TASK DESCRIPTION: Return each line of the material verbatim.

RAW RECORDS:
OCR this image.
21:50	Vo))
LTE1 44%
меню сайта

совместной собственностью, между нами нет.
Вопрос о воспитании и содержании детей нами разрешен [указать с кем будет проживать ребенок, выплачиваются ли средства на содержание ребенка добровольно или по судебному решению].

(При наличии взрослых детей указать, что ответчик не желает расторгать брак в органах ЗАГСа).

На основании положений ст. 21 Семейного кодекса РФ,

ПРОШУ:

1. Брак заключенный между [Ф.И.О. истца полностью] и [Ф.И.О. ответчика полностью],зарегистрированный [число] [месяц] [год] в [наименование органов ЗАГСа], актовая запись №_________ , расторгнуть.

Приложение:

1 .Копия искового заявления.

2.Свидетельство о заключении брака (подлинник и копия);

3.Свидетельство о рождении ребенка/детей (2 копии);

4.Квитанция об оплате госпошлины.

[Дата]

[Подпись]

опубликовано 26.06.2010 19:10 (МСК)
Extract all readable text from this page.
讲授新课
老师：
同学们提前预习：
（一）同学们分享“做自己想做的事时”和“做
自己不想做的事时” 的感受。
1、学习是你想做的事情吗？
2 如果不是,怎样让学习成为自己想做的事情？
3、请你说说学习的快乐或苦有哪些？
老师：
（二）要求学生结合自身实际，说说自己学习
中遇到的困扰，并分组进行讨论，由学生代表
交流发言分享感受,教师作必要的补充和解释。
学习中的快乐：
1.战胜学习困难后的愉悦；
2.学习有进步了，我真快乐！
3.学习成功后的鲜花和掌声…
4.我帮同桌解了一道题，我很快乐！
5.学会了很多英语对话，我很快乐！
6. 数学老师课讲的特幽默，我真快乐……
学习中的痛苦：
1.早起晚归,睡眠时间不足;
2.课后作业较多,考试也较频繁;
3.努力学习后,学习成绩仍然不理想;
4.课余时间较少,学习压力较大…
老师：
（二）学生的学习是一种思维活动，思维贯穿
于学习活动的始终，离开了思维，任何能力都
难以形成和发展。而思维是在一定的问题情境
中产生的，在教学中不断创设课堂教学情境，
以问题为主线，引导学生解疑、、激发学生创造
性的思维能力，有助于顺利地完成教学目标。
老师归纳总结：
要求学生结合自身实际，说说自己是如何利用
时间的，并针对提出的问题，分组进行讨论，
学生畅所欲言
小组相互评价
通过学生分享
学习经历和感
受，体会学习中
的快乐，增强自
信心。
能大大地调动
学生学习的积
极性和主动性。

ANSWER TO THIS EXERCISE:
OCR this image.
21:50	Vo))
LTE1 44%
меню сайта

совместной собственностью, между нами нет.
Вопрос о воспитании и содержании детей нами разрешен [указать с кем будет проживать ребенок, выплачиваются ли средства на содержание ребенка добровольно или по судебному решению].

(При наличии взрослых детей указать, что ответчик не желает расторгать брак в органах ЗАГСа).

На основании положений ст. 21 Семейного кодекса РФ,

ПРОШУ:

1. Брак заключенный между [Ф.И.О. истца полностью] и [Ф.И.О. ответчика полностью],зарегистрированный [число] [месяц] [год] в [наименование органов ЗАГСа], актовая запись №_________ , расторгнуть.

Приложение:

1 .Копия искового заявления.

2.Свидетельство о заключении брака (подлинник и копия);

3.Свидетельство о рождении ребенка/детей (2 копии);

4.Квитанция об оплате госпошлины.

[Дата]

[Подпись]

опубликовано 26.06.2010 19:10 (МСК)
Extract all readable text from this page.
讲授新课
老师：
同学们提前预习：
（一）同学们分享“做自己想做的事时”和“做
自己不想做的事时” 的感受。
1、学习是你想做的事情吗？
2 如果不是,怎样让学习成为自己想做的事情？
3、请你说说学习的快乐或苦有哪些？
老师：
（二）要求学生结合自身实际，说说自己学习
中遇到的困扰，并分组进行讨论，由学生代表
交流发言分享感受,教师作必要的补充和解释。
学习中的快乐：
1.战胜学习困难后的愉悦；
2.学习有进步了，我真快乐！
3.学习成功后的鲜花和掌声…
4.我帮同桌解了一道题，我很快乐！
5.学会了很多英语对话，我很快乐！
6. 数学老师课讲的特幽默，我真快乐……
学习中的痛苦：
1.早起晚归,睡眠时间不足;
2.课后作业较多,考试也较频繁;
3.努力学习后,学习成绩仍然不理想;
4.课余时间较少,学习压力较大…
老师：
（二）学生的学习是一种思维活动，思维贯穿
于学习活动的始终，离开了思维，任何能力都
难以形成和发展。而思维是在一定的问题情境
中产生的，在教学中不断创设课堂教学情境，
以问题为主线，引导学生解疑、、激发学生创造
性的思维能力，有助于顺利地完成教学目标。
老师归纳总结：
要求学生结合自身实际，说说自己是如何利用
时间的，并针对提出的问题，分组进行讨论，
学生畅所欲言
小组相互评价
通过学生分享
学习经历和感
受，体会学习中
的快乐，增强自
信心。
能大大地调动
学生学习的积
极性和主动性。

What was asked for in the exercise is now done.